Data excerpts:
◇ ◇ ◇ ◇ ◇ ◇ ◇

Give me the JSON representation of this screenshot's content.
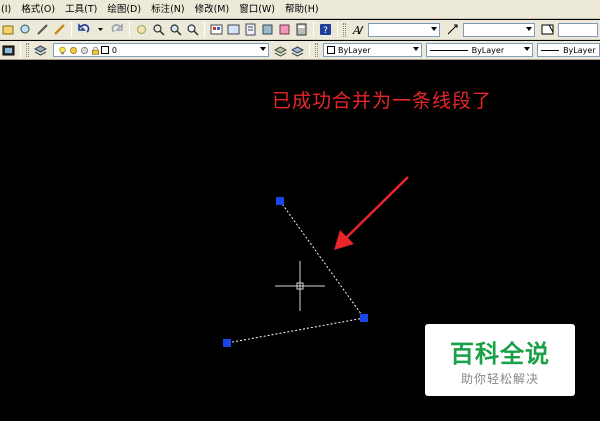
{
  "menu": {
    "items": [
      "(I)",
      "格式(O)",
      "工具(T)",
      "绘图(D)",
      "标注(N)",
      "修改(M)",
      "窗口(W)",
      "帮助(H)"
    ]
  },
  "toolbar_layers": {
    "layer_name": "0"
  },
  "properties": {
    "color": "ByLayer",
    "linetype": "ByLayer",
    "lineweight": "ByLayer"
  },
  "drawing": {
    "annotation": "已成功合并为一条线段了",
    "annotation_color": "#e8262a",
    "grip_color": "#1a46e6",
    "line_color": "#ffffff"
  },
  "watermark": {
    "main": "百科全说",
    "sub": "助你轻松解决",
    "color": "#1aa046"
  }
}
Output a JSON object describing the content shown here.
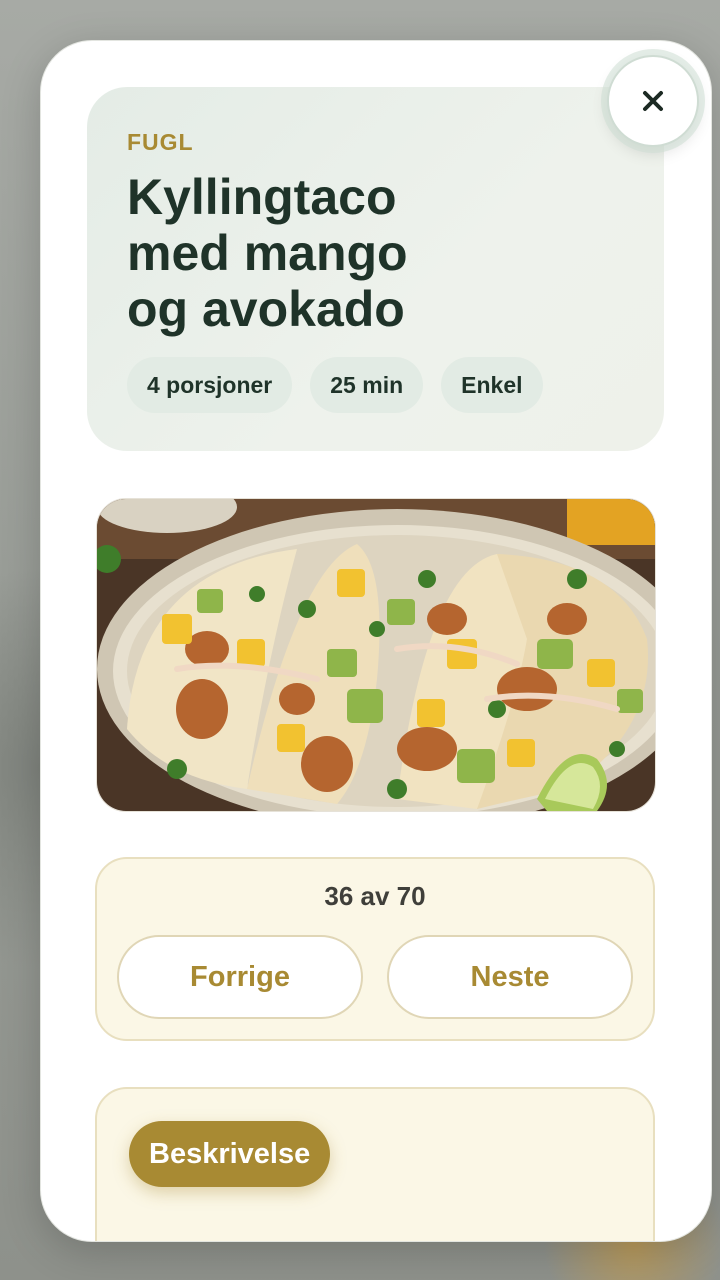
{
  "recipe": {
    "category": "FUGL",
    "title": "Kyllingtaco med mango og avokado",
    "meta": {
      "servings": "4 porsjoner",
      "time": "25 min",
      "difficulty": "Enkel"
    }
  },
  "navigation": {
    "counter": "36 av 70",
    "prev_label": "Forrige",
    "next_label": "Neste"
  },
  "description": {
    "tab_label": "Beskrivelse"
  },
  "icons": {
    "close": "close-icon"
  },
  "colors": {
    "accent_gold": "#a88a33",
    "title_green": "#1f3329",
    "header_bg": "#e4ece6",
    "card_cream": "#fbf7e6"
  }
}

◇ ◇ ◇ ◇ ◇ ◇ ◇

__Your instructions__:
Produce an exact copy of the lines from the line containing "Output a JSON" through the last line of the records, with no pictures and no other text.

__Task response__:
Output a JSON object describing the content shown here.
{
  "recipe": {
    "category": "FUGL",
    "title": "Kyllingtaco med mango og avokado",
    "meta": {
      "servings": "4 porsjoner",
      "time": "25 min",
      "difficulty": "Enkel"
    }
  },
  "navigation": {
    "counter": "36 av 70",
    "prev_label": "Forrige",
    "next_label": "Neste"
  },
  "description": {
    "tab_label": "Beskrivelse"
  },
  "icons": {
    "close": "close-icon"
  },
  "colors": {
    "accent_gold": "#a88a33",
    "title_green": "#1f3329",
    "header_bg": "#e4ece6",
    "card_cream": "#fbf7e6"
  }
}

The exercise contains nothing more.